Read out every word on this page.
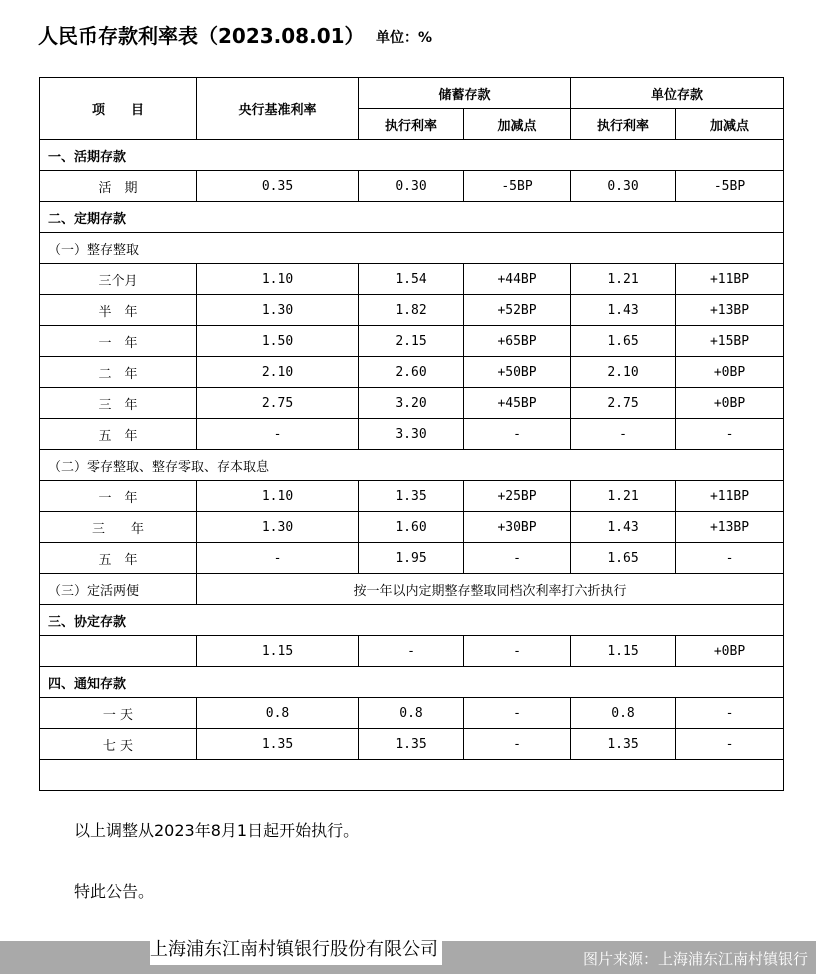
人民币存款利率表（2023.08.01） 单位：%
项　　目	央行基准利率	储蓄存款		单位存款	
		执行利率	加减点	执行利率	加减点
一、活期存款					
活　期	0.35	0.30	-5BP	0.30	-5BP
二、定期存款					
（一）整存整取					
三个月	1.10	1.54	+44BP	1.21	+11BP
半　年	1.30	1.82	+52BP	1.43	+13BP
一　年	1.50	2.15	+65BP	1.65	+15BP
二　年	2.10	2.60	+50BP	2.10	+0BP
三　年	2.75	3.20	+45BP	2.75	+0BP
五　年	-	3.30	-	-	-
（二）零存整取、整存零取、存本取息					
一　年	1.10	1.35	+25BP	1.21	+11BP
三　　年	1.30	1.60	+30BP	1.43	+13BP
五　年	-	1.95	-	1.65	-
（三）定活两便	按一年以内定期整存整取同档次利率打六折执行				
三、协定存款					
	1.15	-	-	1.15	+0BP
四、通知存款					
一 天	0.8	0.8	-	0.8	-
七 天	1.35	1.35	-	1.35	-

以上调整从2023年8月1日起开始执行。
特此公告。
上海浦东江南村镇银行股份有限公司	图片来源：上海浦东江南村镇银行
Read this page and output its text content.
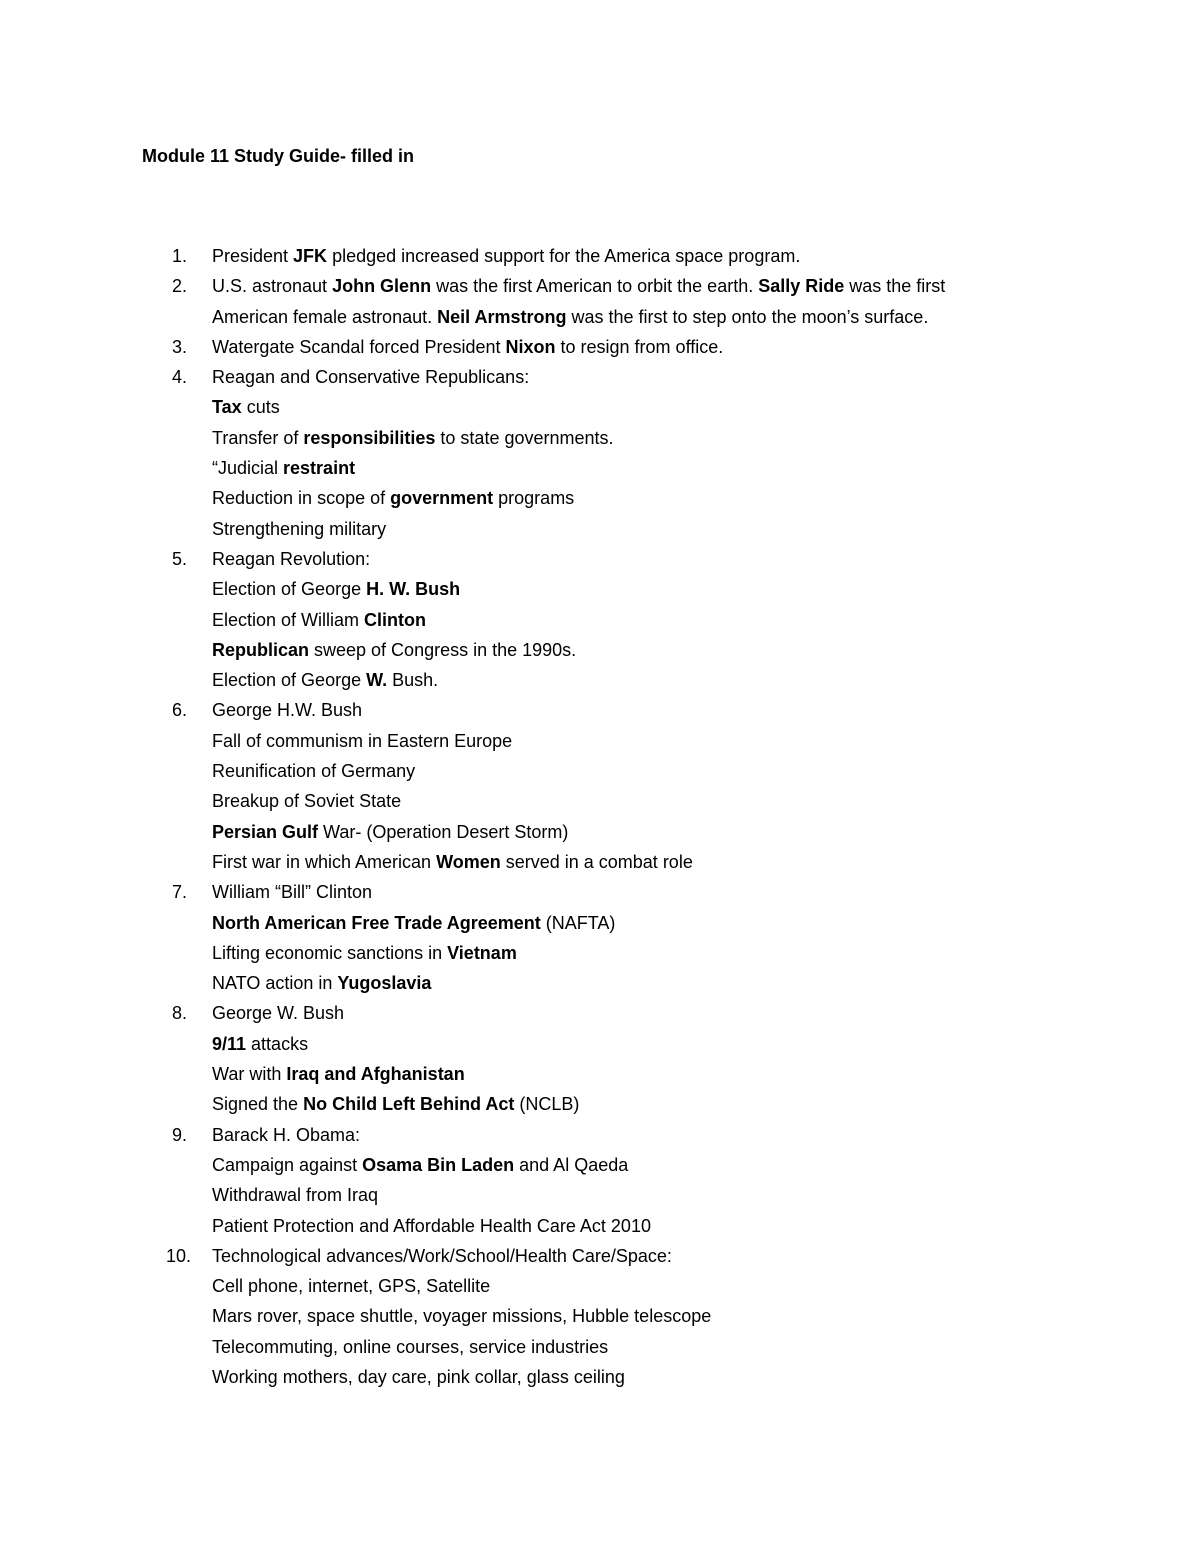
Module 11 Study Guide- filled in
1. President JFK pledged increased support for the America space program.
2. U.S. astronaut John Glenn was the first American to orbit the earth. Sally Ride was the first
American female astronaut. Neil Armstrong was the first to step onto the moon’s surface.
3. Watergate Scandal forced President Nixon to resign from office.
4. Reagan and Conservative Republicans:
Tax cuts
Transfer of responsibilities to state governments.
“Judicial restraint
Reduction in scope of government programs
Strengthening military
5. Reagan Revolution:
Election of George H. W. Bush
Election of William Clinton
Republican sweep of Congress in the 1990s.
Election of George W. Bush.
6. George H.W. Bush
Fall of communism in Eastern Europe
Reunification of Germany
Breakup of Soviet State
Persian Gulf War- (Operation Desert Storm)
First war in which American Women served in a combat role
7. William “Bill” Clinton
North American Free Trade Agreement (NAFTA)
Lifting economic sanctions in Vietnam
NATO action in Yugoslavia
8. George W. Bush
9/11 attacks
War with Iraq and Afghanistan
Signed the No Child Left Behind Act (NCLB)
9. Barack H. Obama:
Campaign against Osama Bin Laden and Al Qaeda
Withdrawal from Iraq
Patient Protection and Affordable Health Care Act 2010
10. Technological advances/Work/School/Health Care/Space:
Cell phone, internet, GPS, Satellite
Mars rover, space shuttle, voyager missions, Hubble telescope
Telecommuting, online courses, service industries
Working mothers, day care, pink collar, glass ceiling
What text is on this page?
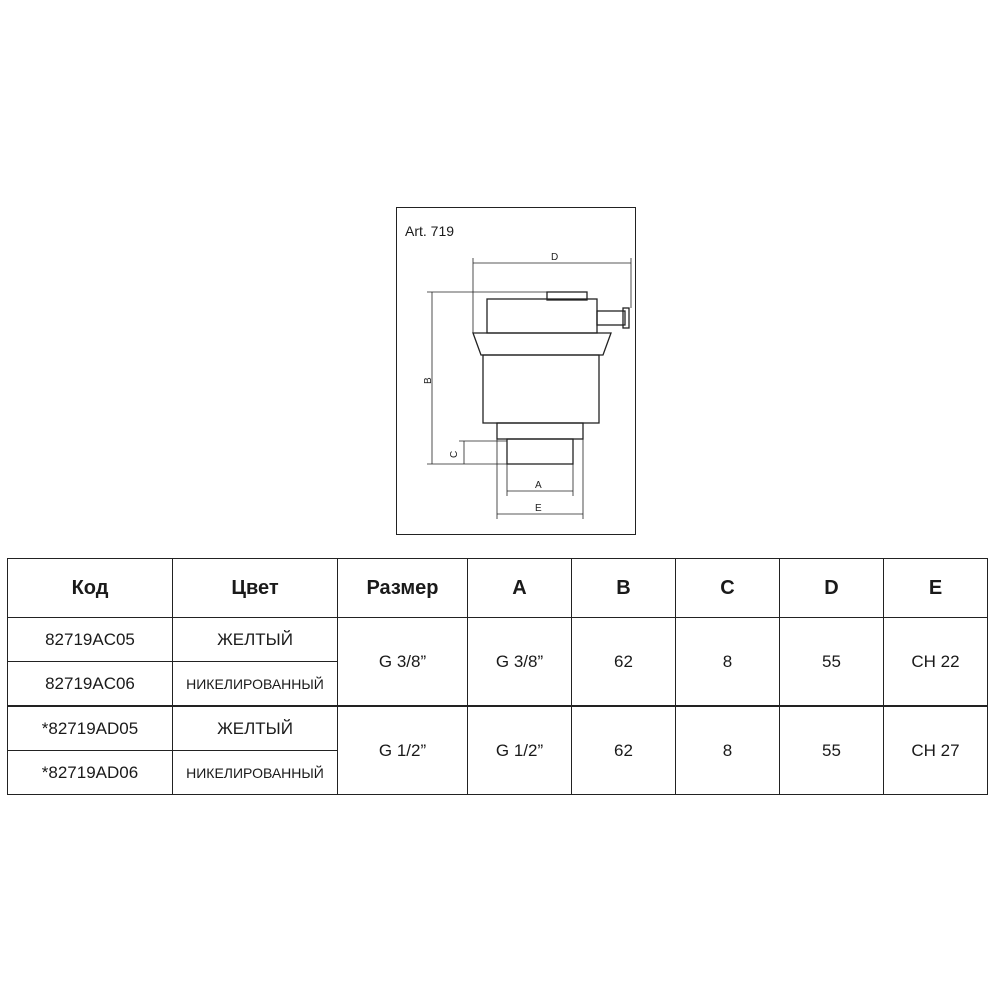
Art. 719
D
B
C
A
E
Код	Цвет	Размер	A	B	C	D	E
82719AC05	ЖЕЛТЫЙ	G 3/8”	G 3/8”	62	8	55	CH 22
82719AC06	НИКЕЛИРОВАННЫЙ						
*82719AD05	ЖЕЛТЫЙ	G 1/2”	G 1/2”	62	8	55	CH 27
*82719AD06	НИКЕЛИРОВАННЫЙ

————————

■ Stated problem ■
Reproduce all entries without any change, and omit the pictures.

■ Result of this task ■
Read out every word on this page.
人民币存款利率表（2023.08.01） 单位：%
项　　目	央行基准利率	储蓄存款		单位存款	
		执行利率	加减点	执行利率	加减点
一、活期存款					
活　期	0.35	0.30	-5BP	0.30	-5BP
二、定期存款					
（一）整存整取					
三个月	1.10	1.54	+44BP	1.21	+11BP
半　年	1.30	1.82	+52BP	1.43	+13BP
一　年	1.50	2.15	+65BP	1.65	+15BP
二　年	2.10	2.60	+50BP	2.10	+0BP
三　年	2.75	3.20	+45BP	2.75	+0BP
五　年	-	3.30	-	-	-
（二）零存整取、整存零取、存本取息					
一　年	1.10	1.35	+25BP	1.21	+11BP
三　　年	1.30	1.60	+30BP	1.43	+13BP
五　年	-	1.95	-	1.65	-
（三）定活两便	按一年以内定期整存整取同档次利率打六折执行				
三、协定存款					
	1.15	-	-	1.15	+0BP
四、通知存款					
一 天	0.8	0.8	-	0.8	-
七 天	1.35	1.35	-	1.35	-

以上调整从2023年8月1日起开始执行。
特此公告。
上海浦东江南村镇银行股份有限公司	图片来源：上海浦东江南村镇银行
Read this page and output its text content.
Module 11 Study Guide- filled in
1. President JFK pledged increased support for the America space program.
2. U.S. astronaut John Glenn was the first American to orbit the earth. Sally Ride was the first
American female astronaut. Neil Armstrong was the first to step onto the moon’s surface.
3. Watergate Scandal forced President Nixon to resign from office.
4. Reagan and Conservative Republicans:
Tax cuts
Transfer of responsibilities to state governments.
“Judicial restraint
Reduction in scope of government programs
Strengthening military
5. Reagan Revolution:
Election of George H. W. Bush
Election of William Clinton
Republican sweep of Congress in the 1990s.
Election of George W. Bush.
6. George H.W. Bush
Fall of communism in Eastern Europe
Reunification of Germany
Breakup of Soviet State
Persian Gulf War- (Operation Desert Storm)
First war in which American Women served in a combat role
7. William “Bill” Clinton
North American Free Trade Agreement (NAFTA)
Lifting economic sanctions in Vietnam
NATO action in Yugoslavia
8. George W. Bush
9/11 attacks
War with Iraq and Afghanistan
Signed the No Child Left Behind Act (NCLB)
9. Barack H. Obama:
Campaign against Osama Bin Laden and Al Qaeda
Withdrawal from Iraq
Patient Protection and Affordable Health Care Act 2010
10. Technological advances/Work/School/Health Care/Space:
Cell phone, internet, GPS, Satellite
Mars rover, space shuttle, voyager missions, Hubble telescope
Telecommuting, online courses, service industries
Working mothers, day care, pink collar, glass ceiling
What text is on this page?
Art. 719
D
B
C
A
E
Код	Цвет	Размер	A	B	C	D	E
82719AC05	ЖЕЛТЫЙ	G 3/8”	G 3/8”	62	8	55	CH 22
82719AC06	НИКЕЛИРОВАННЫЙ						
*82719AD05	ЖЕЛТЫЙ	G 1/2”	G 1/2”	62	8	55	CH 27
*82719AD06	НИКЕЛИРОВАННЫЙ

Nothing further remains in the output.